= Entries provided =
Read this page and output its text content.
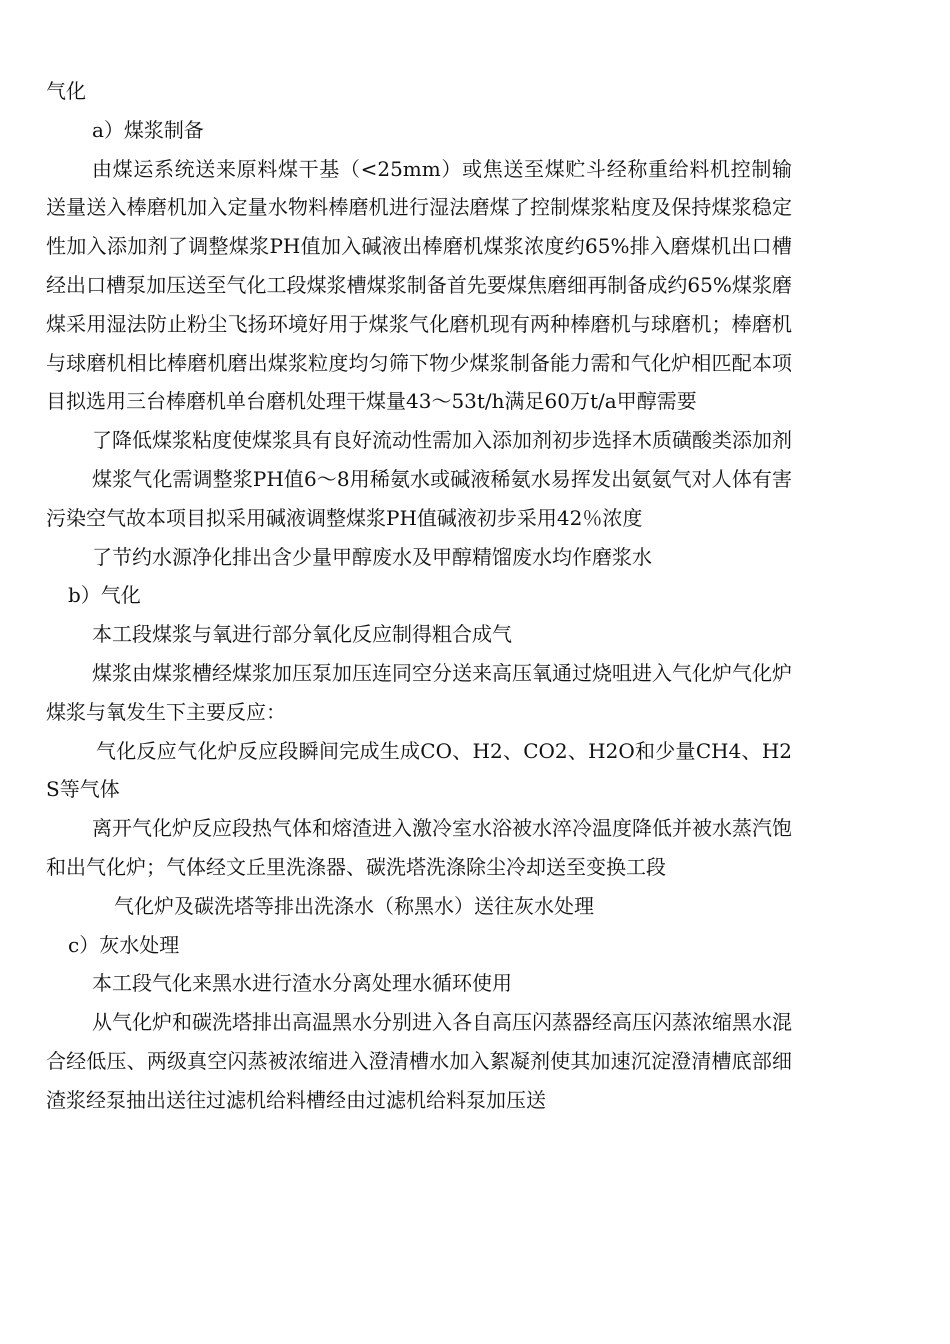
气化

a）煤浆制备

由煤运系统送来原料煤干基（<25mm）或焦送至煤贮斗经称重给料机控制输送量送入棒磨机加入定量水物料棒磨机进行湿法磨煤了控制煤浆粘度及保持煤浆稳定性加入添加剂了调整煤浆PH值加入碱液出棒磨机煤浆浓度约65%排入磨煤机出口槽经出口槽泵加压送至气化工段煤浆槽煤浆制备首先要煤焦磨细再制备成约65%煤浆磨煤采用湿法防止粉尘飞扬环境好用于煤浆气化磨机现有两种棒磨机与球磨机；棒磨机与球磨机相比棒磨机磨出煤浆粒度均匀筛下物少煤浆制备能力需和气化炉相匹配本项目拟选用三台棒磨机单台磨机处理干煤量43～53t/h满足60万t/a甲醇需要

了降低煤浆粘度使煤浆具有良好流动性需加入添加剂初步选择木质磺酸类添加剂

煤浆气化需调整浆PH值6～8用稀氨水或碱液稀氨水易挥发出氨氨气对人体有害污染空气故本项目拟采用碱液调整煤浆PH值碱液初步采用42％浓度

了节约水源净化排出含少量甲醇废水及甲醇精馏废水均作磨浆水

b）气化

本工段煤浆与氧进行部分氧化反应制得粗合成气

煤浆由煤浆槽经煤浆加压泵加压连同空分送来高压氧通过烧咀进入气化炉气化炉煤浆与氧发生下主要反应：

气化反应气化炉反应段瞬间完成生成CO、H2、CO2、H2O和少量CH4、H2S等气体

离开气化炉反应段热气体和熔渣进入激冷室水浴被水淬冷温度降低并被水蒸汽饱和出气化炉；气体经文丘里洗涤器、碳洗塔洗涤除尘冷却送至变换工段

气化炉及碳洗塔等排出洗涤水（称黑水）送往灰水处理

c）灰水处理

本工段气化来黑水进行渣水分离处理水循环使用

从气化炉和碳洗塔排出高温黑水分别进入各自高压闪蒸器经高压闪蒸浓缩黑水混合经低压、两级真空闪蒸被浓缩进入澄清槽水加入絮凝剂使其加速沉淀澄清槽底部细渣浆经泵抽出送往过滤机给料槽经由过滤机给料泵加压送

= Requirements =
Transcribe each entry precisely as given, leaving the pictures out.

= Output =
Read this page and output its text content.
气化

a）煤浆制备

由煤运系统送来原料煤干基（<25mm）或焦送至煤贮斗经称重给料机控制输送量送入棒磨机加入定量水物料棒磨机进行湿法磨煤了控制煤浆粘度及保持煤浆稳定性加入添加剂了调整煤浆PH值加入碱液出棒磨机煤浆浓度约65%排入磨煤机出口槽经出口槽泵加压送至气化工段煤浆槽煤浆制备首先要煤焦磨细再制备成约65%煤浆磨煤采用湿法防止粉尘飞扬环境好用于煤浆气化磨机现有两种棒磨机与球磨机；棒磨机与球磨机相比棒磨机磨出煤浆粒度均匀筛下物少煤浆制备能力需和气化炉相匹配本项目拟选用三台棒磨机单台磨机处理干煤量43～53t/h满足60万t/a甲醇需要

了降低煤浆粘度使煤浆具有良好流动性需加入添加剂初步选择木质磺酸类添加剂

煤浆气化需调整浆PH值6～8用稀氨水或碱液稀氨水易挥发出氨氨气对人体有害污染空气故本项目拟采用碱液调整煤浆PH值碱液初步采用42％浓度

了节约水源净化排出含少量甲醇废水及甲醇精馏废水均作磨浆水

b）气化

本工段煤浆与氧进行部分氧化反应制得粗合成气

煤浆由煤浆槽经煤浆加压泵加压连同空分送来高压氧通过烧咀进入气化炉气化炉煤浆与氧发生下主要反应：

气化反应气化炉反应段瞬间完成生成CO、H2、CO2、H2O和少量CH4、H2S等气体

离开气化炉反应段热气体和熔渣进入激冷室水浴被水淬冷温度降低并被水蒸汽饱和出气化炉；气体经文丘里洗涤器、碳洗塔洗涤除尘冷却送至变换工段

气化炉及碳洗塔等排出洗涤水（称黑水）送往灰水处理

c）灰水处理

本工段气化来黑水进行渣水分离处理水循环使用

从气化炉和碳洗塔排出高温黑水分别进入各自高压闪蒸器经高压闪蒸浓缩黑水混合经低压、两级真空闪蒸被浓缩进入澄清槽水加入絮凝剂使其加速沉淀澄清槽底部细渣浆经泵抽出送往过滤机给料槽经由过滤机给料泵加压送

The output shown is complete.